• _Set problem_
Among the records below, find each line that includes the string "screenshot" and copy it.

• _Material provided_

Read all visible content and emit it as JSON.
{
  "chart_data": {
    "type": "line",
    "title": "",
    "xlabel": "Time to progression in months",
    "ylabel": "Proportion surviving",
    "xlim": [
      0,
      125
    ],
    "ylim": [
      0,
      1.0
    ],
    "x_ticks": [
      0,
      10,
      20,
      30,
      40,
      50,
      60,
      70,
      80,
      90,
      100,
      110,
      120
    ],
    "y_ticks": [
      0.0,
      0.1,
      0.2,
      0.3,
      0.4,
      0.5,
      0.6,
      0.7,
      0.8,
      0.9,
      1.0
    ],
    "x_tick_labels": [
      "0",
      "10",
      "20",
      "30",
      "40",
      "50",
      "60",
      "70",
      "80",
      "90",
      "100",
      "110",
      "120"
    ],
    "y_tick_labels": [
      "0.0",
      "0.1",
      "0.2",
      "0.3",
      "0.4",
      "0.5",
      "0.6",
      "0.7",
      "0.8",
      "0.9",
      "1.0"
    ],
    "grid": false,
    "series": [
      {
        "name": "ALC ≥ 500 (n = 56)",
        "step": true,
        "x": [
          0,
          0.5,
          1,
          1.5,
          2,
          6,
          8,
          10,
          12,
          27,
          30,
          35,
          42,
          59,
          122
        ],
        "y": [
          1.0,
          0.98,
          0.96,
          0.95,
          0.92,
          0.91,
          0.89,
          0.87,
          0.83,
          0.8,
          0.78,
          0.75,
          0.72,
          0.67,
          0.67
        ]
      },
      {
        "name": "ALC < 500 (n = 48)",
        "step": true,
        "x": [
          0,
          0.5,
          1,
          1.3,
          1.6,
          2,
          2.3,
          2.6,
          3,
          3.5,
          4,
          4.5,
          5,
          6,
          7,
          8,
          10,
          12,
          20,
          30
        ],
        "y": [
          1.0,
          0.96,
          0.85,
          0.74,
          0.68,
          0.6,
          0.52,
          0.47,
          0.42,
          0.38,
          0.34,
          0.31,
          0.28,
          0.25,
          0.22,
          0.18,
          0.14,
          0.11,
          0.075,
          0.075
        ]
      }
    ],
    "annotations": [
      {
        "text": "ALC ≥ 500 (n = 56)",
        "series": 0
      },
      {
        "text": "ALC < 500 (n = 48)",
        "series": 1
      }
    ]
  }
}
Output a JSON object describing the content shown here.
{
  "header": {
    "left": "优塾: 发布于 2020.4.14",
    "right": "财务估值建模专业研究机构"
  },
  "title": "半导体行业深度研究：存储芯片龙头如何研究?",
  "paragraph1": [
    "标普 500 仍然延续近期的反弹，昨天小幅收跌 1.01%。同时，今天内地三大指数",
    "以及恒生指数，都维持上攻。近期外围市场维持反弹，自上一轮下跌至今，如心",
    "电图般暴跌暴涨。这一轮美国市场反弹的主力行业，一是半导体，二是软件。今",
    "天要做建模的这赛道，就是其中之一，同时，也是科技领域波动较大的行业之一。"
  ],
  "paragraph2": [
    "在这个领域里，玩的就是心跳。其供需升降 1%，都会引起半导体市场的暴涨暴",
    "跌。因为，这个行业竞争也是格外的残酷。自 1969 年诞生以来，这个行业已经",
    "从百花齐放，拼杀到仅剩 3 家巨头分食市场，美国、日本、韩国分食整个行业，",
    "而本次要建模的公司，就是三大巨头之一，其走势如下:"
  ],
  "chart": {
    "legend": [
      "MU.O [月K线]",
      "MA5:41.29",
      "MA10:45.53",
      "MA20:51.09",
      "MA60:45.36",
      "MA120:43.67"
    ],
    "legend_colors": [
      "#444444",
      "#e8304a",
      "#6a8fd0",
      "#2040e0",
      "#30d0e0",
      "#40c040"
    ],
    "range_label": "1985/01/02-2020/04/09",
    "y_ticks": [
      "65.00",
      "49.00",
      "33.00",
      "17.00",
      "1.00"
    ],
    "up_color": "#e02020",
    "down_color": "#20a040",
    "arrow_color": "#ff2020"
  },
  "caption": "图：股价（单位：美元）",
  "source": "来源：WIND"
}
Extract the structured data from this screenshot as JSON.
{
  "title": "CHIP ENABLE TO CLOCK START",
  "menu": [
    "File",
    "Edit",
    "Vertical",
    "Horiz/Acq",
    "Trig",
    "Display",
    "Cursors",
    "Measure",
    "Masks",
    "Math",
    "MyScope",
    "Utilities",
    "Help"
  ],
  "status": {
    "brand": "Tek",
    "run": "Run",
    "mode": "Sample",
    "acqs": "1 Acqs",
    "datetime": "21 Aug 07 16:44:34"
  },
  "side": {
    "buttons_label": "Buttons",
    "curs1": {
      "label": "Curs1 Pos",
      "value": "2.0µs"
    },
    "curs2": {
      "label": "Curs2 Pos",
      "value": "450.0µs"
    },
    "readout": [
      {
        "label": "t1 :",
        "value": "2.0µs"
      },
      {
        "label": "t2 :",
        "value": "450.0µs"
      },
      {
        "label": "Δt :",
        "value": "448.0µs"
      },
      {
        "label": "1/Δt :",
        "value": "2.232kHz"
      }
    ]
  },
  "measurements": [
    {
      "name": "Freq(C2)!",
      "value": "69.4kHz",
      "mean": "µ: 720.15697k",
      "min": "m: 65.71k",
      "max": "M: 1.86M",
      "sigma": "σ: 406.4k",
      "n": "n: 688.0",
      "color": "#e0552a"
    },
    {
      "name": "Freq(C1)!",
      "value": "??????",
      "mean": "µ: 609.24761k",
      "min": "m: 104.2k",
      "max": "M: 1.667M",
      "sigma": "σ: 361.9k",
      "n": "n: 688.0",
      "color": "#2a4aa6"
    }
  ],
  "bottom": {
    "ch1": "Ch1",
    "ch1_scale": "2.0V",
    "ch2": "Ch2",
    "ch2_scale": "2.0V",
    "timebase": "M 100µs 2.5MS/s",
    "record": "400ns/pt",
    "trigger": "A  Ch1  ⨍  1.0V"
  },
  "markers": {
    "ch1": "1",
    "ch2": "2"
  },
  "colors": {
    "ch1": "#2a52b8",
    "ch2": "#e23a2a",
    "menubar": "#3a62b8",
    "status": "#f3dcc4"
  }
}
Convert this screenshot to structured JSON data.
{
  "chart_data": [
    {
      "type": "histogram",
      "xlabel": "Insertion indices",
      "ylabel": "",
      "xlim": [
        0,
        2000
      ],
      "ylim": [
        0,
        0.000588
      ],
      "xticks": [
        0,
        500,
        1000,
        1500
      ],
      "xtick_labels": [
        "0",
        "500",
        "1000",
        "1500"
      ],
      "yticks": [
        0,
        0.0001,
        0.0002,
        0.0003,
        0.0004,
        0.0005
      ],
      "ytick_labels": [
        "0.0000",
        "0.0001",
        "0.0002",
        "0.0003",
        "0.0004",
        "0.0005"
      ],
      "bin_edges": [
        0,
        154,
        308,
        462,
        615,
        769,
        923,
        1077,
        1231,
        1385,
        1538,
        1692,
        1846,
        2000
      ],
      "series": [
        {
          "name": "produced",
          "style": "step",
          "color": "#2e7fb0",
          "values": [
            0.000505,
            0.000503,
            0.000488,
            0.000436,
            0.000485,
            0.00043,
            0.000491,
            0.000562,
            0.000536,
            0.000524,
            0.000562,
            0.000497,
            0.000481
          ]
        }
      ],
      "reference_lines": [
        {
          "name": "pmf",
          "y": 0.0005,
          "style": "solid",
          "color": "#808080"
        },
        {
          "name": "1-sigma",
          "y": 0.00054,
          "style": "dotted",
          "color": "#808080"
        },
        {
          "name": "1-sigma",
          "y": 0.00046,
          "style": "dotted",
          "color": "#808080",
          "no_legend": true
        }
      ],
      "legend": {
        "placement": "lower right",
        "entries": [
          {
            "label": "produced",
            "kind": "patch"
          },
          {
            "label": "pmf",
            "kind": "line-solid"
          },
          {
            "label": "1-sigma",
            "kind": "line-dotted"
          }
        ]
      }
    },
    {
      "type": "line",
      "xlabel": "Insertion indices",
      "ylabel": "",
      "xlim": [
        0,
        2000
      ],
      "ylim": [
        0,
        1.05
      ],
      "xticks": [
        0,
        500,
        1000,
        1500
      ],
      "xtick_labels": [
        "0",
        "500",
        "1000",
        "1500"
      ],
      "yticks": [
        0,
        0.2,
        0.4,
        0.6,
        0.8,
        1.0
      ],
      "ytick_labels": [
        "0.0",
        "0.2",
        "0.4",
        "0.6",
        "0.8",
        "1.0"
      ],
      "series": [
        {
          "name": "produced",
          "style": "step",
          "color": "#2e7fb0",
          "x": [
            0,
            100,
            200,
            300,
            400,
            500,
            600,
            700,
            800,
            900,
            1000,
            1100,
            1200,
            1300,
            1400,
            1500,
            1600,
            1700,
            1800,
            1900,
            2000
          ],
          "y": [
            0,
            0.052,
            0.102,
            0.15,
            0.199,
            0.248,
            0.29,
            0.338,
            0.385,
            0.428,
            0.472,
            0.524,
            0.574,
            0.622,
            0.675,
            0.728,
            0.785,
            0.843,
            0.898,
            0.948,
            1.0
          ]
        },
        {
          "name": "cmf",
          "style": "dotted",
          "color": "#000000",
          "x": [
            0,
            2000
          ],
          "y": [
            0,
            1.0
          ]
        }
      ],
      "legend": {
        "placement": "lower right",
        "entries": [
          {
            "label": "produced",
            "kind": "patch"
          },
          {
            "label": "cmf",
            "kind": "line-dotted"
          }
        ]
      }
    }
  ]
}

• _Final result_
Extract the structured data from this screenshot as JSON.
Convert this screenshot to structured JSON data.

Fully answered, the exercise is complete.